Return every line of the material exactly.

--*--

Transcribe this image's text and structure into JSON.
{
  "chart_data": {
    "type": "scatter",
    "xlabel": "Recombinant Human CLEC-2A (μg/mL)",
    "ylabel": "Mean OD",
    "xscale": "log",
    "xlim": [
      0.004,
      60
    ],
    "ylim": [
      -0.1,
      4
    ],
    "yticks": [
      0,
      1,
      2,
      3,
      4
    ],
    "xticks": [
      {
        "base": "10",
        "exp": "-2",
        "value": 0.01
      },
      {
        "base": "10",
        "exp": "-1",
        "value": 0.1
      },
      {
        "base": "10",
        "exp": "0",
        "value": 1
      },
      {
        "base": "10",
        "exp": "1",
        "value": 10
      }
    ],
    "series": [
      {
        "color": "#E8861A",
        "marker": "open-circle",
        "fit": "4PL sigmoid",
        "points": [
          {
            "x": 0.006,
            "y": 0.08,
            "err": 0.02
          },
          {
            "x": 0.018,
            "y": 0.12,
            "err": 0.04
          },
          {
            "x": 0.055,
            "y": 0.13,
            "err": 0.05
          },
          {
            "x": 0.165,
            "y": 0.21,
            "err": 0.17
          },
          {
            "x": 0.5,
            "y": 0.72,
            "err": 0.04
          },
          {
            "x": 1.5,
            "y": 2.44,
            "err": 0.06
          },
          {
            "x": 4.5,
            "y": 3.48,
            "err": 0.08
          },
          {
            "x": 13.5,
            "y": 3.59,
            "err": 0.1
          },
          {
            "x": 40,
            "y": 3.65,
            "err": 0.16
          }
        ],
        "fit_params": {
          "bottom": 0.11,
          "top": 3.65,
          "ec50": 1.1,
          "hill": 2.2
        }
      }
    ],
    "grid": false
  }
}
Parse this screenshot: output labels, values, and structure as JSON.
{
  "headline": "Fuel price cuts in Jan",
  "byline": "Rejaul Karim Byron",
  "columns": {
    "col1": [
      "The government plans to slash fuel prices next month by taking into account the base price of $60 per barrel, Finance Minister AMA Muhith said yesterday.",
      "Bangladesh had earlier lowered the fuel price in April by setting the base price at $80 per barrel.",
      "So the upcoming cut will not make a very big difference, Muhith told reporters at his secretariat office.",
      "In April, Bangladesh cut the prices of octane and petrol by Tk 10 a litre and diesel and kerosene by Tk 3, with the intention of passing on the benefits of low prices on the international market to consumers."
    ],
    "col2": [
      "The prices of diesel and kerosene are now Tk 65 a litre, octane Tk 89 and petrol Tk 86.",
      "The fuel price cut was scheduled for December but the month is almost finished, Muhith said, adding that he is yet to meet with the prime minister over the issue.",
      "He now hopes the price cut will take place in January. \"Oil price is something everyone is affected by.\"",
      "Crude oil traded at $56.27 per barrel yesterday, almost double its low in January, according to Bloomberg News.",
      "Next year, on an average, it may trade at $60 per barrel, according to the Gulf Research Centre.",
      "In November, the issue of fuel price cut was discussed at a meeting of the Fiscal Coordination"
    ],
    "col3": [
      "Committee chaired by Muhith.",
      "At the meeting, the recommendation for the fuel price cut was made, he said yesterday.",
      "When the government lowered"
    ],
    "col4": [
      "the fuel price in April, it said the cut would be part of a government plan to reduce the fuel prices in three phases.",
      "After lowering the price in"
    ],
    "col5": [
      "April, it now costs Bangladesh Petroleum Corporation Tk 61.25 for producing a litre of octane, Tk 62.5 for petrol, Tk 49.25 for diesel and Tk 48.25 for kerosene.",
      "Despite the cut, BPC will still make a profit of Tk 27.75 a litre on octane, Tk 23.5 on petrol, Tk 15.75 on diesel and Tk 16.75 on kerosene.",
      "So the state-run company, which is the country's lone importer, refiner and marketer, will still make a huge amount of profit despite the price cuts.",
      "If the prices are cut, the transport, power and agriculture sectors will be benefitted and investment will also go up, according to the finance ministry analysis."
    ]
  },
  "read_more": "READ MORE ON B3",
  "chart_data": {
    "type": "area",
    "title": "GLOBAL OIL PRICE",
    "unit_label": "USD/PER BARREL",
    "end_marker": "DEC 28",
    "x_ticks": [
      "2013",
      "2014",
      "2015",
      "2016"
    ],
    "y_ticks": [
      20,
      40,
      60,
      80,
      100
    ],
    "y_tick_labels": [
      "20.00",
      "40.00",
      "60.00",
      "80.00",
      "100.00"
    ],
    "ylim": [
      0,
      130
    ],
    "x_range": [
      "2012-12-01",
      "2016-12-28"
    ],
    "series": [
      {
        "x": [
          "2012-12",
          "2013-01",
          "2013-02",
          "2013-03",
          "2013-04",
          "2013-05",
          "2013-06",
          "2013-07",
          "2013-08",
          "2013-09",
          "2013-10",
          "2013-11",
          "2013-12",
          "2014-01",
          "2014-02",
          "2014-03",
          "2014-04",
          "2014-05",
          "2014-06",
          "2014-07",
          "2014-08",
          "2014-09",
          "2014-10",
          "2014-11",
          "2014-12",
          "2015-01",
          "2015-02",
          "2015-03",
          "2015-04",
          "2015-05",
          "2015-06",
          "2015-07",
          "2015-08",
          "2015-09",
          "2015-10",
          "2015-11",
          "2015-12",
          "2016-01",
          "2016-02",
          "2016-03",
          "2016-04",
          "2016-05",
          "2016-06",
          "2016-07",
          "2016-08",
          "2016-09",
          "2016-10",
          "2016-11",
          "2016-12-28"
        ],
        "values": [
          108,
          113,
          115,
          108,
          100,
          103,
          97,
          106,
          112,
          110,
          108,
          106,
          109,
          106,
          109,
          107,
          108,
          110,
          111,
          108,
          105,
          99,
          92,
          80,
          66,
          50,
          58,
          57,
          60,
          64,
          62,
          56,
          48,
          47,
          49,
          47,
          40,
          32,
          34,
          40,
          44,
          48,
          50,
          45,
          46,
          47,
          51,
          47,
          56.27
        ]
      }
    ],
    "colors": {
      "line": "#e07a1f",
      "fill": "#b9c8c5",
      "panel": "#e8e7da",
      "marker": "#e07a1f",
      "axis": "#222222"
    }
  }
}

--*--

__FINAL RESULT__
Transcribe this image's text and structure into JSON.
{
  "chart_data": {
    "type": "scatter",
    "xlabel": "Recombinant Human CLEC-2A (μg/mL)",
    "ylabel": "Mean OD",
    "xscale": "log",
    "xlim": [
      0.004,
      60
    ],
    "ylim": [
      -0.1,
      4
    ],
    "yticks": [
      0,
      1,
      2,
      3,
      4
    ],
    "xticks": [
      {
        "base": "10",
        "exp": "-2",
        "value": 0.01
      },
      {
        "base": "10",
        "exp": "-1",
        "value": 0.1
      },
      {
        "base": "10",
        "exp": "0",
        "value": 1
      },
      {
        "base": "10",
        "exp": "1",
        "value": 10
      }
    ],
    "series": [
      {
        "color": "#E8861A",
        "marker": "open-circle",
        "fit": "4PL sigmoid",
        "points": [
          {
            "x": 0.006,
            "y": 0.08,
            "err": 0.02
          },
          {
            "x": 0.018,
            "y": 0.12,
            "err": 0.04
          },
          {
            "x": 0.055,
            "y": 0.13,
            "err": 0.05
          },
          {
            "x": 0.165,
            "y": 0.21,
            "err": 0.17
          },
          {
            "x": 0.5,
            "y": 0.72,
            "err": 0.04
          },
          {
            "x": 1.5,
            "y": 2.44,
            "err": 0.06
          },
          {
            "x": 4.5,
            "y": 3.48,
            "err": 0.08
          },
          {
            "x": 13.5,
            "y": 3.59,
            "err": 0.1
          },
          {
            "x": 40,
            "y": 3.65,
            "err": 0.16
          }
        ],
        "fit_params": {
          "bottom": 0.11,
          "top": 3.65,
          "ec50": 1.1,
          "hill": 2.2
        }
      }
    ],
    "grid": false
  }
}
Parse this screenshot: output labels, values, and structure as JSON.
{
  "headline": "Fuel price cuts in Jan",
  "byline": "Rejaul Karim Byron",
  "columns": {
    "col1": [
      "The government plans to slash fuel prices next month by taking into account the base price of $60 per barrel, Finance Minister AMA Muhith said yesterday.",
      "Bangladesh had earlier lowered the fuel price in April by setting the base price at $80 per barrel.",
      "So the upcoming cut will not make a very big difference, Muhith told reporters at his secretariat office.",
      "In April, Bangladesh cut the prices of octane and petrol by Tk 10 a litre and diesel and kerosene by Tk 3, with the intention of passing on the benefits of low prices on the international market to consumers."
    ],
    "col2": [
      "The prices of diesel and kerosene are now Tk 65 a litre, octane Tk 89 and petrol Tk 86.",
      "The fuel price cut was scheduled for December but the month is almost finished, Muhith said, adding that he is yet to meet with the prime minister over the issue.",
      "He now hopes the price cut will take place in January. \"Oil price is something everyone is affected by.\"",
      "Crude oil traded at $56.27 per barrel yesterday, almost double its low in January, according to Bloomberg News.",
      "Next year, on an average, it may trade at $60 per barrel, according to the Gulf Research Centre.",
      "In November, the issue of fuel price cut was discussed at a meeting of the Fiscal Coordination"
    ],
    "col3": [
      "Committee chaired by Muhith.",
      "At the meeting, the recommendation for the fuel price cut was made, he said yesterday.",
      "When the government lowered"
    ],
    "col4": [
      "the fuel price in April, it said the cut would be part of a government plan to reduce the fuel prices in three phases.",
      "After lowering the price in"
    ],
    "col5": [
      "April, it now costs Bangladesh Petroleum Corporation Tk 61.25 for producing a litre of octane, Tk 62.5 for petrol, Tk 49.25 for diesel and Tk 48.25 for kerosene.",
      "Despite the cut, BPC will still make a profit of Tk 27.75 a litre on octane, Tk 23.5 on petrol, Tk 15.75 on diesel and Tk 16.75 on kerosene.",
      "So the state-run company, which is the country's lone importer, refiner and marketer, will still make a huge amount of profit despite the price cuts.",
      "If the prices are cut, the transport, power and agriculture sectors will be benefitted and investment will also go up, according to the finance ministry analysis."
    ]
  },
  "read_more": "READ MORE ON B3",
  "chart_data": {
    "type": "area",
    "title": "GLOBAL OIL PRICE",
    "unit_label": "USD/PER BARREL",
    "end_marker": "DEC 28",
    "x_ticks": [
      "2013",
      "2014",
      "2015",
      "2016"
    ],
    "y_ticks": [
      20,
      40,
      60,
      80,
      100
    ],
    "y_tick_labels": [
      "20.00",
      "40.00",
      "60.00",
      "80.00",
      "100.00"
    ],
    "ylim": [
      0,
      130
    ],
    "x_range": [
      "2012-12-01",
      "2016-12-28"
    ],
    "series": [
      {
        "x": [
          "2012-12",
          "2013-01",
          "2013-02",
          "2013-03",
          "2013-04",
          "2013-05",
          "2013-06",
          "2013-07",
          "2013-08",
          "2013-09",
          "2013-10",
          "2013-11",
          "2013-12",
          "2014-01",
          "2014-02",
          "2014-03",
          "2014-04",
          "2014-05",
          "2014-06",
          "2014-07",
          "2014-08",
          "2014-09",
          "2014-10",
          "2014-11",
          "2014-12",
          "2015-01",
          "2015-02",
          "2015-03",
          "2015-04",
          "2015-05",
          "2015-06",
          "2015-07",
          "2015-08",
          "2015-09",
          "2015-10",
          "2015-11",
          "2015-12",
          "2016-01",
          "2016-02",
          "2016-03",
          "2016-04",
          "2016-05",
          "2016-06",
          "2016-07",
          "2016-08",
          "2016-09",
          "2016-10",
          "2016-11",
          "2016-12-28"
        ],
        "values": [
          108,
          113,
          115,
          108,
          100,
          103,
          97,
          106,
          112,
          110,
          108,
          106,
          109,
          106,
          109,
          107,
          108,
          110,
          111,
          108,
          105,
          99,
          92,
          80,
          66,
          50,
          58,
          57,
          60,
          64,
          62,
          56,
          48,
          47,
          49,
          47,
          40,
          32,
          34,
          40,
          44,
          48,
          50,
          45,
          46,
          47,
          51,
          47,
          56.27
        ]
      }
    ],
    "colors": {
      "line": "#e07a1f",
      "fill": "#b9c8c5",
      "panel": "#e8e7da",
      "marker": "#e07a1f",
      "axis": "#222222"
    }
  }
}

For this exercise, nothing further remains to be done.